[Begin Dataset records]
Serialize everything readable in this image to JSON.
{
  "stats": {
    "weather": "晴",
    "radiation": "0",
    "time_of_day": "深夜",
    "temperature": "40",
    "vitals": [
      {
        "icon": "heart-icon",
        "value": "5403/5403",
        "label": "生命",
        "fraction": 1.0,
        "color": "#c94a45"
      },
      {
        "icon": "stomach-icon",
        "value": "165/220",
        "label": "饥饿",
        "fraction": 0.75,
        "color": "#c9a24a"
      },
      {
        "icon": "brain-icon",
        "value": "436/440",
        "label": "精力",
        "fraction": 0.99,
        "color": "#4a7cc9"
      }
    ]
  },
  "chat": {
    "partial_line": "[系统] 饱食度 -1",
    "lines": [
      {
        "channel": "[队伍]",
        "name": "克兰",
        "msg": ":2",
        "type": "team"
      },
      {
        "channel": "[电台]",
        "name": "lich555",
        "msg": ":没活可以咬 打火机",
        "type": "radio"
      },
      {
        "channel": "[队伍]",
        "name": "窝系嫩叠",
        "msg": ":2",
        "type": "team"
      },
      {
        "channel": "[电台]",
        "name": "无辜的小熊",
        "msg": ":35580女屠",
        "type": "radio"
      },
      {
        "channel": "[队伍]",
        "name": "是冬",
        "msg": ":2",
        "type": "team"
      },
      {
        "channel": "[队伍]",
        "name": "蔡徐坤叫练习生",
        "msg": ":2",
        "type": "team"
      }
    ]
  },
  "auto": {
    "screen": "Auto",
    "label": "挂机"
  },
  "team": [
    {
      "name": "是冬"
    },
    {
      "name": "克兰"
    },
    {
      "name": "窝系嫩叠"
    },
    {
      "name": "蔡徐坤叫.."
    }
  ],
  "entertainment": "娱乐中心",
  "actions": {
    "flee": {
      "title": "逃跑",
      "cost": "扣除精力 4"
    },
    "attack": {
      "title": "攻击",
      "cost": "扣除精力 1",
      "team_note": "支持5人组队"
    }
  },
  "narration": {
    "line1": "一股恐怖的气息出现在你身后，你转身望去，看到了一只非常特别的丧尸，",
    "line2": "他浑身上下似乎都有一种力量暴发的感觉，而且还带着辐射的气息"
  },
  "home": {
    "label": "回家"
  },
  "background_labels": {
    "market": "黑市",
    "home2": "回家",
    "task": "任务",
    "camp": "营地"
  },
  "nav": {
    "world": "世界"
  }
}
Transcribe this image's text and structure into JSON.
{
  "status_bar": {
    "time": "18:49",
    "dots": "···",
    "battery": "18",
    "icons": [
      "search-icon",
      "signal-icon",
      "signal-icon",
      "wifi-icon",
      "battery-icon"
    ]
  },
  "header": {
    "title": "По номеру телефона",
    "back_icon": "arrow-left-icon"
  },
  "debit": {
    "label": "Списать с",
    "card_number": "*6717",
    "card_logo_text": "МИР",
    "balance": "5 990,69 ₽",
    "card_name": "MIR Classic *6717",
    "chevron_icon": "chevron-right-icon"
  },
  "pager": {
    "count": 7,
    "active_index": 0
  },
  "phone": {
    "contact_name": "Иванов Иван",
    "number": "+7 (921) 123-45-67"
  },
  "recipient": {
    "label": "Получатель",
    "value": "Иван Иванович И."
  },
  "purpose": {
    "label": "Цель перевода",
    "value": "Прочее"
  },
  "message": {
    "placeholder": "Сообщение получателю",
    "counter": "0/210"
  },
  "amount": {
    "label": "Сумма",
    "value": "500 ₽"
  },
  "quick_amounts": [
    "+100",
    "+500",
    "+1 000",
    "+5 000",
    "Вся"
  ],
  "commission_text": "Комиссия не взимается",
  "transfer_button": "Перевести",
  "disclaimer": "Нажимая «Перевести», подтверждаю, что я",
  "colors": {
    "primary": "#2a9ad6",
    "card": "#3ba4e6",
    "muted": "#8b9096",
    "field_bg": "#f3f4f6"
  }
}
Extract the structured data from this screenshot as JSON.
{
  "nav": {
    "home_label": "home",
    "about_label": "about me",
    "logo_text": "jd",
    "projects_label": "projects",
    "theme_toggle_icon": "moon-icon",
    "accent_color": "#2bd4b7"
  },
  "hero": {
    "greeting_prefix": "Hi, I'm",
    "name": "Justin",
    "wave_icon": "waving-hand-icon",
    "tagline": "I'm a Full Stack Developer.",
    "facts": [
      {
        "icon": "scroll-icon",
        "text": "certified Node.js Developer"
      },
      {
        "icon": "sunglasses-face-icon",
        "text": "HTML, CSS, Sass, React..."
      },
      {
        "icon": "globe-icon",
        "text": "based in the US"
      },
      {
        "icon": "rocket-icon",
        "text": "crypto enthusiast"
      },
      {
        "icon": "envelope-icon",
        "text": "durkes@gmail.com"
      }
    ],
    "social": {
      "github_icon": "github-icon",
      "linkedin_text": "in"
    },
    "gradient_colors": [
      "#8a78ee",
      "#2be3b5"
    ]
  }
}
[End Dataset records]
Search the records for the word "Developer". Copy every line that has it.

_Written response_.
    "tagline": "I'm a Full Stack Developer.",
        "text": "certified Node.js Developer"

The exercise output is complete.